Exercise description:
Print everything from "Philosophy territory now..." down to "the last 200." in the text on technology and labor, without changing a word.

Supplied text Block Start

Philosophy territory now... you wrote about technology making labor unnecessary 15 years ago - Aristotele did ~2000 years ago too (same text where he tried to justify slavery but nvm that): "For if every instrument could accomplish its own work, obeying or anticipating the will of others, [...] if, in like manner, the shuttle would weave and the plectrum touch the lyre without a hand to guide them, chief workmen would not want servants, nor masters slaves."

I bet in 2000 years they will still be writing about it - yeah, technology changes our lives (for better or worse).


It's pretty fascinating to look at the impacts this has had in the last 2000 years, or even just the last 200.

Take construction work. Incredible improvements through power tools, gasoline-powered mobile cranes, etc. The productivity per worker has exploded. A lot of this has been captured by induced demand: we build bigger, taller, grander. But the improvements aren't distributed equally. Which means that crafts that haven't seen much improvement are now more expensive in comparison to everything else. Which has contributed to our buildings having less elaborate facades and becoming more "bland"

Supplied text Block End
Recorded information Block Start

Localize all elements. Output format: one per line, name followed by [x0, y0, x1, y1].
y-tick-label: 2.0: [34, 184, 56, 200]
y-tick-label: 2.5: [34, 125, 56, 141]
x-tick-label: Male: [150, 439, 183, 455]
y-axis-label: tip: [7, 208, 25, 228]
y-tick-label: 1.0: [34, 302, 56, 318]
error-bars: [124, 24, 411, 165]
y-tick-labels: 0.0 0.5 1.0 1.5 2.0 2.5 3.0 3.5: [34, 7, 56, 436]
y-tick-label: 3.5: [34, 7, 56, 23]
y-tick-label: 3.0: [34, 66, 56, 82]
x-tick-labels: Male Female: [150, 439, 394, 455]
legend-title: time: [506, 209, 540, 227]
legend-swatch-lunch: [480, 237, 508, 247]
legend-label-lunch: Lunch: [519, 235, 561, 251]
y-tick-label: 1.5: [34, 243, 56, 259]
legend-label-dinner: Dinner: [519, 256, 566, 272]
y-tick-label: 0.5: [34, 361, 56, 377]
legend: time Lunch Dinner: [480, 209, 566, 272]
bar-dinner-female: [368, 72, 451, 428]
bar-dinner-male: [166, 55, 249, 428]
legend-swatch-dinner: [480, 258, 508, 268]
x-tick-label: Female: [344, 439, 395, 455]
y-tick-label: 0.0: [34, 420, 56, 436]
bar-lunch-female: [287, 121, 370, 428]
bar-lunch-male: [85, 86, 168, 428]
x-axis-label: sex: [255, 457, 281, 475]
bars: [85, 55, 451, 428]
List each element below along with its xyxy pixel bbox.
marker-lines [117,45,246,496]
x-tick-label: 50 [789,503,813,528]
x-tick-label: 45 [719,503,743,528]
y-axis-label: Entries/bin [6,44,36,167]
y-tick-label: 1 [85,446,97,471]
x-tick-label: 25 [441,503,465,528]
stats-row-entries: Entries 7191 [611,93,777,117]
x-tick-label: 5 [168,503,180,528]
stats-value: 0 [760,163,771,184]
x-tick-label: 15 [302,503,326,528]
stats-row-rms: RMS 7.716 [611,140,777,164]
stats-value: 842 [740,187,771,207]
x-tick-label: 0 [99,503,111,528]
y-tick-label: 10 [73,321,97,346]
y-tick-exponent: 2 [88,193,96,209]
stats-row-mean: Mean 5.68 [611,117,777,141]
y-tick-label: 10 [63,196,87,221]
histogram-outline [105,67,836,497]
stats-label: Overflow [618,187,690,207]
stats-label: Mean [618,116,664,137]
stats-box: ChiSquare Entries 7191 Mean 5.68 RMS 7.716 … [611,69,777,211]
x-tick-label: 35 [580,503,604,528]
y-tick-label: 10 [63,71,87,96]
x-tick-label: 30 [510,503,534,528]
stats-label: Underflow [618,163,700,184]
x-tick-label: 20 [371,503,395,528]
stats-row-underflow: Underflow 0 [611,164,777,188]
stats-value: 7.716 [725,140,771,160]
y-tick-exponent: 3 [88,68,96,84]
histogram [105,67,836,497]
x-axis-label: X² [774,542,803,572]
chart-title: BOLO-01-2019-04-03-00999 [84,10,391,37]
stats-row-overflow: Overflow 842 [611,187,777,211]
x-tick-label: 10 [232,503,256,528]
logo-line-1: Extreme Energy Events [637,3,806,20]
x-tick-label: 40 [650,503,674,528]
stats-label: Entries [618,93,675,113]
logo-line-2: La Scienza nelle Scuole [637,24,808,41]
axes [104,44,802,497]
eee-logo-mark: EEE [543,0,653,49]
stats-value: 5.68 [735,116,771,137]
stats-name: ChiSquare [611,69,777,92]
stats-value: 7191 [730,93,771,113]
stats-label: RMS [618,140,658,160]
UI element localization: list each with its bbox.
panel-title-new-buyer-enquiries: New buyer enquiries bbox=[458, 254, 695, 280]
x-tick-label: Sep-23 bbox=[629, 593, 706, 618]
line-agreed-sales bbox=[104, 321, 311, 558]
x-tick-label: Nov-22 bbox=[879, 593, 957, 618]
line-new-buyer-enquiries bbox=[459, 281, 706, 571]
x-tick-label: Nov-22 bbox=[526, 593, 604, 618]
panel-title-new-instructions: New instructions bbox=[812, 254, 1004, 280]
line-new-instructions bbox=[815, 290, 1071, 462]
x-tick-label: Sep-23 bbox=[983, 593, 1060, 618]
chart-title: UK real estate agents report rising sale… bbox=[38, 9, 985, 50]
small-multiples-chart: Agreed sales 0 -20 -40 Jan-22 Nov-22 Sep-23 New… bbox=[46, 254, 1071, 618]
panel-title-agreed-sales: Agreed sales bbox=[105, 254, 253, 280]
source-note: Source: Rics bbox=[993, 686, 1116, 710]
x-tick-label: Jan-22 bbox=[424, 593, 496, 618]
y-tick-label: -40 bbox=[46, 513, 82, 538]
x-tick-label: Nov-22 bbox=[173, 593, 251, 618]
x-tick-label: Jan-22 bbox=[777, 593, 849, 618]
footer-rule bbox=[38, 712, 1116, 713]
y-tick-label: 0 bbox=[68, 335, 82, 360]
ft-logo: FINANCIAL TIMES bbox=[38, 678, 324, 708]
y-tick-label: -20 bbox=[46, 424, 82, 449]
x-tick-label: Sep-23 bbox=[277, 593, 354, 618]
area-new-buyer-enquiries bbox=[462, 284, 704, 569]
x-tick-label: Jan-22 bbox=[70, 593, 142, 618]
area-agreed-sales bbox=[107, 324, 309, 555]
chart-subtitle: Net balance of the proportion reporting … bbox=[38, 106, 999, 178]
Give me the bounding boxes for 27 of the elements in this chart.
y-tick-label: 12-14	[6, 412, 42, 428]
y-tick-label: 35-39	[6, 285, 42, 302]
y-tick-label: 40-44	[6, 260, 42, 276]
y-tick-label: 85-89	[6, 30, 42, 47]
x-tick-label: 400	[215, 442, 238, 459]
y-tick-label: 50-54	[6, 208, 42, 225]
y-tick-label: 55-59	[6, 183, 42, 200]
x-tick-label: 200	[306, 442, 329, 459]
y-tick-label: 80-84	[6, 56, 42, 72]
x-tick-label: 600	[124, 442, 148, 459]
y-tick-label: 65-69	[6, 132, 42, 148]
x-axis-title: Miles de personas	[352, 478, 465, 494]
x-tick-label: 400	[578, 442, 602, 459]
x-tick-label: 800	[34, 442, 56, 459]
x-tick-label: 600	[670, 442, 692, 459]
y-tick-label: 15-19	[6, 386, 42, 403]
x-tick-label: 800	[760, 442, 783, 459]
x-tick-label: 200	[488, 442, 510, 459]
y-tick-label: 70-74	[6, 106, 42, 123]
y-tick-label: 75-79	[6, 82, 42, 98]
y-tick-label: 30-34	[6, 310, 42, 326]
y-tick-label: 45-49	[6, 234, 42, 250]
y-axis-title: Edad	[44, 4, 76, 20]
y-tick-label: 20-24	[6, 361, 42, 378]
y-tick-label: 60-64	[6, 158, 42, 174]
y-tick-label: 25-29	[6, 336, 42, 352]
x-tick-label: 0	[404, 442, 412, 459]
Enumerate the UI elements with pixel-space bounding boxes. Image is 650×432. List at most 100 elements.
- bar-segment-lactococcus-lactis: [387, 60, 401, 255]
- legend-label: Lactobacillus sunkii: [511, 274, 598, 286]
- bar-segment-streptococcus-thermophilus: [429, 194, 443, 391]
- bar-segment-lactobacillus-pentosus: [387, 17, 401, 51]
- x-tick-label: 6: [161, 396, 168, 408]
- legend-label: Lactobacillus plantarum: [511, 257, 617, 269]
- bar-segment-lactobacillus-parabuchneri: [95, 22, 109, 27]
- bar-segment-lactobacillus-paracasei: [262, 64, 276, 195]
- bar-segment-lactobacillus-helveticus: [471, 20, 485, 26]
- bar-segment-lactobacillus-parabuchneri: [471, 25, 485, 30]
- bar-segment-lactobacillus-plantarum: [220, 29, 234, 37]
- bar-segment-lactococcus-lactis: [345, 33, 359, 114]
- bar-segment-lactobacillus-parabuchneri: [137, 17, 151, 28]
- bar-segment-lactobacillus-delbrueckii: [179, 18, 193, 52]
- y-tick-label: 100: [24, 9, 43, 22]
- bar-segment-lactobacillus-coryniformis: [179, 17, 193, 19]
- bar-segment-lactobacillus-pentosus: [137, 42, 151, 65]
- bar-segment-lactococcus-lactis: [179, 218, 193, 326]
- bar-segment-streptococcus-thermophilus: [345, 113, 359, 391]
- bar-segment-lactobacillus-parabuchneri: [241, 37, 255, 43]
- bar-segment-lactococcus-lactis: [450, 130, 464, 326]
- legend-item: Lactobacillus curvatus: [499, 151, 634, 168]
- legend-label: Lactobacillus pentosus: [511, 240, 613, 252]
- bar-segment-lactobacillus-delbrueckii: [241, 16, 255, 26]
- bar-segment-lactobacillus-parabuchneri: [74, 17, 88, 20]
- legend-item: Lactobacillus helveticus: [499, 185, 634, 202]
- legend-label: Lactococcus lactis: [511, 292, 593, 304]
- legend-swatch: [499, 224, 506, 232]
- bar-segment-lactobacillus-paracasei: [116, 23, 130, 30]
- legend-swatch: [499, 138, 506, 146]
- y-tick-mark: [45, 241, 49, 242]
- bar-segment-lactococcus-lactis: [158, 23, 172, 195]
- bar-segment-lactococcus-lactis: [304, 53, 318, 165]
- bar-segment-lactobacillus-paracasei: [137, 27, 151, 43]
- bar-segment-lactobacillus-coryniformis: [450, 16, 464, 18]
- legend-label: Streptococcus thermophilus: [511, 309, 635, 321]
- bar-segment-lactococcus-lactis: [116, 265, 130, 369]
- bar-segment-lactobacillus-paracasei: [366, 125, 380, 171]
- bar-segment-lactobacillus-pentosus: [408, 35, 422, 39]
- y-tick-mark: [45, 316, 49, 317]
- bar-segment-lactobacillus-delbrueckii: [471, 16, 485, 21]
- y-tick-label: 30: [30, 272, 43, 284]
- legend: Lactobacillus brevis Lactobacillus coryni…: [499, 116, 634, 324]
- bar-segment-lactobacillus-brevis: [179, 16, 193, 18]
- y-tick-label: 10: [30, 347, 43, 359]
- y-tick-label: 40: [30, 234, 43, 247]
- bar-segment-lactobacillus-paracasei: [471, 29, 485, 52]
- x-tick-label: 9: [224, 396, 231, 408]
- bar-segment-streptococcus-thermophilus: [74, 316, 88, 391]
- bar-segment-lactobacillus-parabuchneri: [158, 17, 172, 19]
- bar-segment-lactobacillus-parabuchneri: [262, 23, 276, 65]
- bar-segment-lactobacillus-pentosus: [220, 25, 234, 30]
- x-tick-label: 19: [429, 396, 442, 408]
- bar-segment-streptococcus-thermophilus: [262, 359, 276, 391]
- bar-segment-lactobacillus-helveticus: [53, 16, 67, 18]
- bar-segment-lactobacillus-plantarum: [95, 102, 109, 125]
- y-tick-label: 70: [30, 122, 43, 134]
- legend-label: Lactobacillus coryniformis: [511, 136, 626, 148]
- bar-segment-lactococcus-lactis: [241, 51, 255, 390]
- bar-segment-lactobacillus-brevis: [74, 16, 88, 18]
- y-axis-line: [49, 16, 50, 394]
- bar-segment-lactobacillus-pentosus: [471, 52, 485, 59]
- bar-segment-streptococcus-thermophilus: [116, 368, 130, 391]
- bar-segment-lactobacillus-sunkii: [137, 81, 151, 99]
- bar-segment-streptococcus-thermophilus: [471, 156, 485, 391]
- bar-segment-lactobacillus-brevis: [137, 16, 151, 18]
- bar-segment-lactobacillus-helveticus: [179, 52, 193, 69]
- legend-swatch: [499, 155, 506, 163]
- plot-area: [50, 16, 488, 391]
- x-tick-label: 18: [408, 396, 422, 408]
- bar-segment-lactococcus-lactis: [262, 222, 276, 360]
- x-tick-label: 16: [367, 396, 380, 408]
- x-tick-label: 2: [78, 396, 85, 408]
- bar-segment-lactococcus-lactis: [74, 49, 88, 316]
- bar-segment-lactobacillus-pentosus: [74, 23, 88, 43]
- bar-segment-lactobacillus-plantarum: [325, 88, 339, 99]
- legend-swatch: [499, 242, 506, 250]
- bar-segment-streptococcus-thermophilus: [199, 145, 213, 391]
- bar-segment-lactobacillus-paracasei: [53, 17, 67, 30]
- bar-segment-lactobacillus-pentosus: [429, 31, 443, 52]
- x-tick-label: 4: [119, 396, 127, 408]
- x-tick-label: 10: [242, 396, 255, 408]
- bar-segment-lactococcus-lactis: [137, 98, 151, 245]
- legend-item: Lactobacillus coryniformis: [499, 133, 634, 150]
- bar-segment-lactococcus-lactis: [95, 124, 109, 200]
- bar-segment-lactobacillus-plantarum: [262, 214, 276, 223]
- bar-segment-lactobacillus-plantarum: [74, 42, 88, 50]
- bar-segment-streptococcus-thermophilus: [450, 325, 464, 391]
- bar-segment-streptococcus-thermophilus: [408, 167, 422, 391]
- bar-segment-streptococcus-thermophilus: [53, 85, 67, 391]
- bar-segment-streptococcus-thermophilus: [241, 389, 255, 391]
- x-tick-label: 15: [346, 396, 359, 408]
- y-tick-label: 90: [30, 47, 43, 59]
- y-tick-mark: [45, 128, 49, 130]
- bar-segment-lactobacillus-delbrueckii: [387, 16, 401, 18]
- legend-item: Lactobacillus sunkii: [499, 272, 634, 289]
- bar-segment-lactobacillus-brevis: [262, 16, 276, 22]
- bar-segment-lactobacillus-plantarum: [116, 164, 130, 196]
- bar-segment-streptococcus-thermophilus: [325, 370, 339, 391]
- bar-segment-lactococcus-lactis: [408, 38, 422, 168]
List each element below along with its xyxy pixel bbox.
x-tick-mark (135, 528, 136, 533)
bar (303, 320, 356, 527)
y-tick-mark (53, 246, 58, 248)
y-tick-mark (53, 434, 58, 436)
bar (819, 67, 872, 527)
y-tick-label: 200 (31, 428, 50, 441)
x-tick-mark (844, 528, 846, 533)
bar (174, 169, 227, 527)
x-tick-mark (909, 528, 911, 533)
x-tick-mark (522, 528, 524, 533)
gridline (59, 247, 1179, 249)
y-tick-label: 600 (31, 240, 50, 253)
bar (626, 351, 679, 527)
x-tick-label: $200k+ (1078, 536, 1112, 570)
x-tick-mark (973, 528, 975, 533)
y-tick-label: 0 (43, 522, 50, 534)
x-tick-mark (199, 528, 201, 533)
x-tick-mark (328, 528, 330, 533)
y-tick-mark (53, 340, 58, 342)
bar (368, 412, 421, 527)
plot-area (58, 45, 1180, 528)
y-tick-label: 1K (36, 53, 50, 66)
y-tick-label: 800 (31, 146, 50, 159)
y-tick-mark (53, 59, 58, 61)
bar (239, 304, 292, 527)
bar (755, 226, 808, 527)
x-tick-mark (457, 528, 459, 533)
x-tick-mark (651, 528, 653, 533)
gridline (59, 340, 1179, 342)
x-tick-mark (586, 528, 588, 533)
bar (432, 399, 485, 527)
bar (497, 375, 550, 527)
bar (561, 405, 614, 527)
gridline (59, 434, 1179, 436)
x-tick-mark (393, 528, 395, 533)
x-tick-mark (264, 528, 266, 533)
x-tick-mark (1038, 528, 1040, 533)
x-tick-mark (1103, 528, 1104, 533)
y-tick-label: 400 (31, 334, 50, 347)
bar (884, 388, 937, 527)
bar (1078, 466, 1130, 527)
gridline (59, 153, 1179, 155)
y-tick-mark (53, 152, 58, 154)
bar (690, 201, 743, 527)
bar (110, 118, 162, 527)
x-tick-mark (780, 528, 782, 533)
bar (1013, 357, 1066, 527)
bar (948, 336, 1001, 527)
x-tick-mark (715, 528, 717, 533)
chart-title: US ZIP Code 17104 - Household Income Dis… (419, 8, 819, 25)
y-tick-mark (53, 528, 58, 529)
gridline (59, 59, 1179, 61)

Recorded information Block End

Task solution:
Philosophy territory now... you wrote about technology making labor unnecessary 15 years ago - Aristotele did ~2000 years ago too (same text where he tried to justify slavery but nvm that): "For if every instrument could accomplish its own work, obeying or anticipating the will of others, [...] if, in like manner, the shuttle would weave and the plectrum touch the lyre without a hand to guide them, chief workmen would not want servants, nor masters slaves."

I bet in 2000 years they will still be writing about it - yeah, technology changes our lives (for better or worse).


It's pretty fascinating to look at the impacts this has had in the last 2000 years, or even just the last 200.